▼▼▼
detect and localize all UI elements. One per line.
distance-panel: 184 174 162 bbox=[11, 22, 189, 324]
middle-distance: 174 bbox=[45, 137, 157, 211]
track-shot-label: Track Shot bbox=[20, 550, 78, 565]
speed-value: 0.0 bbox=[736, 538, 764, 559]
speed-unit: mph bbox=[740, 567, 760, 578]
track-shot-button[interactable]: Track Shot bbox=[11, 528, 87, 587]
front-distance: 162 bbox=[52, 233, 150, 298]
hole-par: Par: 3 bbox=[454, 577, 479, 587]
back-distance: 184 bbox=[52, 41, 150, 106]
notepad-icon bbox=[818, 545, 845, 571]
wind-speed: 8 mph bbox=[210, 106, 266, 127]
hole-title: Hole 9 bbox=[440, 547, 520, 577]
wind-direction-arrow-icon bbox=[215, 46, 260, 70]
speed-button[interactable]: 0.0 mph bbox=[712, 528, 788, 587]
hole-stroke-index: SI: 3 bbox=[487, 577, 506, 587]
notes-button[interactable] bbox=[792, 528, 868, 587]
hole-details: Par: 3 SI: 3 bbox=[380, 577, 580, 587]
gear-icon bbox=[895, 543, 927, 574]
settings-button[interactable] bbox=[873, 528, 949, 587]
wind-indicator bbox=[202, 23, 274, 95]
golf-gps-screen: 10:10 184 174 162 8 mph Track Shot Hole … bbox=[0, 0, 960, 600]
▲▲▲
• [What to produce]:
Write out all of the lines above exactly as they appear, one per line.

• [Reply]:
detect and localize all UI elements. One per line.
distance-panel: 184 174 162 bbox=[11, 22, 189, 324]
middle-distance: 174 bbox=[45, 137, 157, 211]
track-shot-label: Track Shot bbox=[20, 550, 78, 565]
speed-value: 0.0 bbox=[736, 538, 764, 559]
speed-unit: mph bbox=[740, 567, 760, 578]
track-shot-button[interactable]: Track Shot bbox=[11, 528, 87, 587]
front-distance: 162 bbox=[52, 233, 150, 298]
hole-par: Par: 3 bbox=[454, 577, 479, 587]
back-distance: 184 bbox=[52, 41, 150, 106]
notepad-icon bbox=[818, 545, 845, 571]
wind-speed: 8 mph bbox=[210, 106, 266, 127]
hole-title: Hole 9 bbox=[440, 547, 520, 577]
wind-direction-arrow-icon bbox=[215, 46, 260, 70]
speed-button[interactable]: 0.0 mph bbox=[712, 528, 788, 587]
hole-stroke-index: SI: 3 bbox=[487, 577, 506, 587]
notes-button[interactable] bbox=[792, 528, 868, 587]
hole-details: Par: 3 SI: 3 bbox=[380, 577, 580, 587]
gear-icon bbox=[895, 543, 927, 574]
settings-button[interactable] bbox=[873, 528, 949, 587]
wind-indicator bbox=[202, 23, 274, 95]
golf-gps-screen: 10:10 184 174 162 8 mph Track Shot Hole … bbox=[0, 0, 960, 600]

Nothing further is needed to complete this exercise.